:: Material shown ::
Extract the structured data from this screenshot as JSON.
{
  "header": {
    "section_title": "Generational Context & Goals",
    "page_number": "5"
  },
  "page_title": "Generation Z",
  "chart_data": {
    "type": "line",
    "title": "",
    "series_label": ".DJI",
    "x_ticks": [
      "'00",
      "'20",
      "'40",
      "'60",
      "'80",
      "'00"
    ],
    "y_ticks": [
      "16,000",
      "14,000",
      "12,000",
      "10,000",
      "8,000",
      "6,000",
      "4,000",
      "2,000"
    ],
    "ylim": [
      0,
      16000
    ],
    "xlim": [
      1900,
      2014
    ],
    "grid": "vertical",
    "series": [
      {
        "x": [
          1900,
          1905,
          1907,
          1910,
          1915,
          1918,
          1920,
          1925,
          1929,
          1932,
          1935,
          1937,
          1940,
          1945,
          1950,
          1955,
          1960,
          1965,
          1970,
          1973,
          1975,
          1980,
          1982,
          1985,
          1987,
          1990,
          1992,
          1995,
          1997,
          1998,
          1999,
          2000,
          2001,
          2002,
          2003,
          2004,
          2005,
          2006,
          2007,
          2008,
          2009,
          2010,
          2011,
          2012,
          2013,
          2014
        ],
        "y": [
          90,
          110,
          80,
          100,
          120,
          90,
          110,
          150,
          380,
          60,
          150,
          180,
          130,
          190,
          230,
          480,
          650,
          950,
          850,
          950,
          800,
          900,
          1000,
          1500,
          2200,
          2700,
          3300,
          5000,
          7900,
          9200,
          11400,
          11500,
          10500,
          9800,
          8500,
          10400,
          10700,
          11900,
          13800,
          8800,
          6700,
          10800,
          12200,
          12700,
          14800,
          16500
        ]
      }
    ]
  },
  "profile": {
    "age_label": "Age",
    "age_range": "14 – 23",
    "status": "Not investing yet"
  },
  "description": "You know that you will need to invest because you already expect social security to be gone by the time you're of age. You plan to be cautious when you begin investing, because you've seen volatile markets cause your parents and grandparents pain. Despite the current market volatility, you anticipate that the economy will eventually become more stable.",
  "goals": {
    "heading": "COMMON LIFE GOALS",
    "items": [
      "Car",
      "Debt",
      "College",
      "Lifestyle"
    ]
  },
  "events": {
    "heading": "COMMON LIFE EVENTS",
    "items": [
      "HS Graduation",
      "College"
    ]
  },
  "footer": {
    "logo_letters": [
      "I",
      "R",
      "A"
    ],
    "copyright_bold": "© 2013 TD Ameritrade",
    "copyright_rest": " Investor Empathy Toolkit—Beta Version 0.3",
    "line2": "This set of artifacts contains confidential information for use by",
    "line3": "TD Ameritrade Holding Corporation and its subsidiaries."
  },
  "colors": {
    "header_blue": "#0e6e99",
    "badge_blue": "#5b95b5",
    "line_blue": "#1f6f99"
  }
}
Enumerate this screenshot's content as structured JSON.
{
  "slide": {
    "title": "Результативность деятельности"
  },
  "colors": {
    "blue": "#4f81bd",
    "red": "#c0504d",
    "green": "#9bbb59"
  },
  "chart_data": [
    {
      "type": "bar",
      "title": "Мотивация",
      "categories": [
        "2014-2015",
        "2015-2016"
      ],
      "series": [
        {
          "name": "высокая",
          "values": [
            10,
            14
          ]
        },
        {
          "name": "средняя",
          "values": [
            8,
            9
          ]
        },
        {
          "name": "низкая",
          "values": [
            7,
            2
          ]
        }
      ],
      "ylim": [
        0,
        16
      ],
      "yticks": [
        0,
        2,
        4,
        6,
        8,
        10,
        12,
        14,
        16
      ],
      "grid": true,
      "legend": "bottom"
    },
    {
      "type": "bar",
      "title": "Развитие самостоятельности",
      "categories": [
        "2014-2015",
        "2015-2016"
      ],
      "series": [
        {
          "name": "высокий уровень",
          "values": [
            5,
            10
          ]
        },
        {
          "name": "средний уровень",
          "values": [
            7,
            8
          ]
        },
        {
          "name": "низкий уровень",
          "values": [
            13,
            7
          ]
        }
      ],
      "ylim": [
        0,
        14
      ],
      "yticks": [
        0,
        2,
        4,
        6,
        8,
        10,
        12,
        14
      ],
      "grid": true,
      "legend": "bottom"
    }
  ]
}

:: The exercise ::
Go through the records and print each one exactly.

:: Final result ::
Extract the structured data from this screenshot as JSON.
{
  "header": {
    "section_title": "Generational Context & Goals",
    "page_number": "5"
  },
  "page_title": "Generation Z",
  "chart_data": {
    "type": "line",
    "title": "",
    "series_label": ".DJI",
    "x_ticks": [
      "'00",
      "'20",
      "'40",
      "'60",
      "'80",
      "'00"
    ],
    "y_ticks": [
      "16,000",
      "14,000",
      "12,000",
      "10,000",
      "8,000",
      "6,000",
      "4,000",
      "2,000"
    ],
    "ylim": [
      0,
      16000
    ],
    "xlim": [
      1900,
      2014
    ],
    "grid": "vertical",
    "series": [
      {
        "x": [
          1900,
          1905,
          1907,
          1910,
          1915,
          1918,
          1920,
          1925,
          1929,
          1932,
          1935,
          1937,
          1940,
          1945,
          1950,
          1955,
          1960,
          1965,
          1970,
          1973,
          1975,
          1980,
          1982,
          1985,
          1987,
          1990,
          1992,
          1995,
          1997,
          1998,
          1999,
          2000,
          2001,
          2002,
          2003,
          2004,
          2005,
          2006,
          2007,
          2008,
          2009,
          2010,
          2011,
          2012,
          2013,
          2014
        ],
        "y": [
          90,
          110,
          80,
          100,
          120,
          90,
          110,
          150,
          380,
          60,
          150,
          180,
          130,
          190,
          230,
          480,
          650,
          950,
          850,
          950,
          800,
          900,
          1000,
          1500,
          2200,
          2700,
          3300,
          5000,
          7900,
          9200,
          11400,
          11500,
          10500,
          9800,
          8500,
          10400,
          10700,
          11900,
          13800,
          8800,
          6700,
          10800,
          12200,
          12700,
          14800,
          16500
        ]
      }
    ]
  },
  "profile": {
    "age_label": "Age",
    "age_range": "14 – 23",
    "status": "Not investing yet"
  },
  "description": "You know that you will need to invest because you already expect social security to be gone by the time you're of age. You plan to be cautious when you begin investing, because you've seen volatile markets cause your parents and grandparents pain. Despite the current market volatility, you anticipate that the economy will eventually become more stable.",
  "goals": {
    "heading": "COMMON LIFE GOALS",
    "items": [
      "Car",
      "Debt",
      "College",
      "Lifestyle"
    ]
  },
  "events": {
    "heading": "COMMON LIFE EVENTS",
    "items": [
      "HS Graduation",
      "College"
    ]
  },
  "footer": {
    "logo_letters": [
      "I",
      "R",
      "A"
    ],
    "copyright_bold": "© 2013 TD Ameritrade",
    "copyright_rest": " Investor Empathy Toolkit—Beta Version 0.3",
    "line2": "This set of artifacts contains confidential information for use by",
    "line3": "TD Ameritrade Holding Corporation and its subsidiaries."
  },
  "colors": {
    "header_blue": "#0e6e99",
    "badge_blue": "#5b95b5",
    "line_blue": "#1f6f99"
  }
}
Enumerate this screenshot's content as structured JSON.
{
  "slide": {
    "title": "Результативность деятельности"
  },
  "colors": {
    "blue": "#4f81bd",
    "red": "#c0504d",
    "green": "#9bbb59"
  },
  "chart_data": [
    {
      "type": "bar",
      "title": "Мотивация",
      "categories": [
        "2014-2015",
        "2015-2016"
      ],
      "series": [
        {
          "name": "высокая",
          "values": [
            10,
            14
          ]
        },
        {
          "name": "средняя",
          "values": [
            8,
            9
          ]
        },
        {
          "name": "низкая",
          "values": [
            7,
            2
          ]
        }
      ],
      "ylim": [
        0,
        16
      ],
      "yticks": [
        0,
        2,
        4,
        6,
        8,
        10,
        12,
        14,
        16
      ],
      "grid": true,
      "legend": "bottom"
    },
    {
      "type": "bar",
      "title": "Развитие самостоятельности",
      "categories": [
        "2014-2015",
        "2015-2016"
      ],
      "series": [
        {
          "name": "высокий уровень",
          "values": [
            5,
            10
          ]
        },
        {
          "name": "средний уровень",
          "values": [
            7,
            8
          ]
        },
        {
          "name": "низкий уровень",
          "values": [
            13,
            7
          ]
        }
      ],
      "ylim": [
        0,
        14
      ],
      "yticks": [
        0,
        2,
        4,
        6,
        8,
        10,
        12,
        14
      ],
      "grid": true,
      "legend": "bottom"
    }
  ]
}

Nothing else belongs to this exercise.